──────── 文書の抜粋 ────────
Funds Startupsが設立したディープテック支援ファンド
Funds Startups株式会社(東京都渋谷区、代表取締役:前川 寛洋)は、日本のディープテックスタートアップを対象にした新たなファンド「Funds Venture Debt Fund 2号投資事業有限責任組合」(以下、2号ファンド)を設立しました。このファンドの目標運用総額は100億円で、複数の金融機関が参加し、国内でのベンチャーデット市場の拡大を図ります。
ディープテックのニーズと金融環境の課題
現代のスタートアップが資金調達を行う際、選択肢はエクイティとシニアデットの二つに限られています。このような限られた選択肢が、スタートアップの成長にとって制約となってきました。特にディープテック領域では、研究開発や市場への商用化に大規模な資金が必要であり、通常の金融環境ではその要求に応えきれない状態が続いていました。これにより、スタートアップの資本コストが上昇し、持分が希薄化するリスクも増しました。
──────── 提供された記録 ────────
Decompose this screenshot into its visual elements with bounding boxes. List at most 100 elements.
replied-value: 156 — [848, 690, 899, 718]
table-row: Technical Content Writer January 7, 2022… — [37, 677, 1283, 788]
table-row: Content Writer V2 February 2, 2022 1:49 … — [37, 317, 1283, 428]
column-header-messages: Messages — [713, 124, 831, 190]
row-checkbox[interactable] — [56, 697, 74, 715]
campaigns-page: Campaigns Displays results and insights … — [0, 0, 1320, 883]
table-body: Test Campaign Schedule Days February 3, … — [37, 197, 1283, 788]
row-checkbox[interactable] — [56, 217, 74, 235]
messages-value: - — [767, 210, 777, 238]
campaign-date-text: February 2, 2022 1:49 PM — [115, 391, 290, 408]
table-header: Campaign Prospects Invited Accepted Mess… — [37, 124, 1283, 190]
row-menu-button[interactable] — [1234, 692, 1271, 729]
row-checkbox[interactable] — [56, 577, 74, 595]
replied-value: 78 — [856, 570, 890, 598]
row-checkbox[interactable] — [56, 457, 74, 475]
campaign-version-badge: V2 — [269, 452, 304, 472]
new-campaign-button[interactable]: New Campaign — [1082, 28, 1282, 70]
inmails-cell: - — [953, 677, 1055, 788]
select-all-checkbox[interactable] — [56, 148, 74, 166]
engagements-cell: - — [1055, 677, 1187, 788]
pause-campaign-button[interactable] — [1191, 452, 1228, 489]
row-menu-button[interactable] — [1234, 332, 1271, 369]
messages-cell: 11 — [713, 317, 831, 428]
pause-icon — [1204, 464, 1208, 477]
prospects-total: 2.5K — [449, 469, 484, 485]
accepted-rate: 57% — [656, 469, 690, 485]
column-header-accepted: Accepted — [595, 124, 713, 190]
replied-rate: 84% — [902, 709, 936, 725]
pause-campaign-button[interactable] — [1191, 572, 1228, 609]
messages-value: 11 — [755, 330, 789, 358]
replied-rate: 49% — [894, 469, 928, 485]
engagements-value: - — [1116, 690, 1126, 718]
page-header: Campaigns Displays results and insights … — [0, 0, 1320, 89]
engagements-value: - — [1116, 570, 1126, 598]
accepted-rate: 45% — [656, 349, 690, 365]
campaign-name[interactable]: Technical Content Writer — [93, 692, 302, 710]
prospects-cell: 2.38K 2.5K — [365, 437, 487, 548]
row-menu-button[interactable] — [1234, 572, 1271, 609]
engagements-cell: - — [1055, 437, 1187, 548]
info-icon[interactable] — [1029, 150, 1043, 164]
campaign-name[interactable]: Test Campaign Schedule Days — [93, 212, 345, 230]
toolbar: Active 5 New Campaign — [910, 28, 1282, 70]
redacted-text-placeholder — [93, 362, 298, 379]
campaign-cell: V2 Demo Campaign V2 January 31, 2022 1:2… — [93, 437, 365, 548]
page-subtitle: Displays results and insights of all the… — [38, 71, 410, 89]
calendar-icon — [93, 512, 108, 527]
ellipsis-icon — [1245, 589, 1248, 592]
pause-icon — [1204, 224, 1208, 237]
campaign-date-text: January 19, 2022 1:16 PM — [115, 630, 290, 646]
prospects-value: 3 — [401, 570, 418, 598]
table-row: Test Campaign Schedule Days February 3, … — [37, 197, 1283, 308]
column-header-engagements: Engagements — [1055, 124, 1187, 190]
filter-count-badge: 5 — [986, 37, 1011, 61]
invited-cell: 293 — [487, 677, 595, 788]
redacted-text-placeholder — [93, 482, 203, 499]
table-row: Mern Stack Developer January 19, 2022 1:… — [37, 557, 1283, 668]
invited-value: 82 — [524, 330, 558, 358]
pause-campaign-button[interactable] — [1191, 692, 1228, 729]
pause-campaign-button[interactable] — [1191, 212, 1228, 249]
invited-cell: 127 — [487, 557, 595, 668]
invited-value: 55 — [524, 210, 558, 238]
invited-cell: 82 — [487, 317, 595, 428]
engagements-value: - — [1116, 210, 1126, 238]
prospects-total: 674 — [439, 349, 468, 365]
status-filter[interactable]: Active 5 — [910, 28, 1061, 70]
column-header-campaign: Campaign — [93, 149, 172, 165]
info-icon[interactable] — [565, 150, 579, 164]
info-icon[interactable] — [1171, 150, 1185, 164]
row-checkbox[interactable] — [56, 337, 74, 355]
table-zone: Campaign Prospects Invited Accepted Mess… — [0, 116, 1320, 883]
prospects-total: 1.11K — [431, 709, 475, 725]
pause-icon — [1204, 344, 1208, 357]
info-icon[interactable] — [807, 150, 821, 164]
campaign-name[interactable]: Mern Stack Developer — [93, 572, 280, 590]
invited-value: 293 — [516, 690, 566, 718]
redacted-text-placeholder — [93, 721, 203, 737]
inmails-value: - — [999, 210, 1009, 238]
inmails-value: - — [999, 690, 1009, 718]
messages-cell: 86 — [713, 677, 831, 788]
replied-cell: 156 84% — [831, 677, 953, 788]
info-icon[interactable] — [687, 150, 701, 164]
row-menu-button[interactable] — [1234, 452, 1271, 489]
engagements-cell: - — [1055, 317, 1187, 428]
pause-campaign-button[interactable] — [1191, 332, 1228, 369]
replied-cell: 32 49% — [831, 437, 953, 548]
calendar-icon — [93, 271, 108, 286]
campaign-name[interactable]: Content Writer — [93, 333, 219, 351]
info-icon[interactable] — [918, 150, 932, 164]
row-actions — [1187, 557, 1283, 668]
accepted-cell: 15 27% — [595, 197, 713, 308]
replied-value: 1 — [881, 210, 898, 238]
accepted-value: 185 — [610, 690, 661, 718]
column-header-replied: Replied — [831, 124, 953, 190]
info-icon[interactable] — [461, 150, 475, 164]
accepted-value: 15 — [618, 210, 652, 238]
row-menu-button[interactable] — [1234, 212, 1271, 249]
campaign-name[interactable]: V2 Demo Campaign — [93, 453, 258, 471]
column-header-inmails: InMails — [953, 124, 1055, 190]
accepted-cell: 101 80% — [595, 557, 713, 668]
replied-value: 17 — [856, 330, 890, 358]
────────
あなたへの指示: ファンド設立の文書全体を一字も変えずに複製してください。 記録はファンド設立の文書とは関係がない。

タスクの出力:
Funds Startupsが設立したディープテック支援ファンド
Funds Startups株式会社(東京都渋谷区、代表取締役:前川 寛洋)は、日本のディープテックスタートアップを対象にした新たなファンド「Funds Venture Debt Fund 2号投資事業有限責任組合」(以下、2号ファンド)を設立しました。このファンドの目標運用総額は100億円で、複数の金融機関が参加し、国内でのベンチャーデット市場の拡大を図ります。
ディープテックのニーズと金融環境の課題
現代のスタートアップが資金調達を行う際、選択肢はエクイティとシニアデットの二つに限られています。このような限られた選択肢が、スタートアップの成長にとって制約となってきました。特にディープテック領域では、研究開発や市場への商用化に大規模な資金が必要であり、通常の金融環境ではその要求に応えきれない状態が続いていました。これにより、スタートアップの資本コストが上昇し、持分が希薄化するリスクも増しました。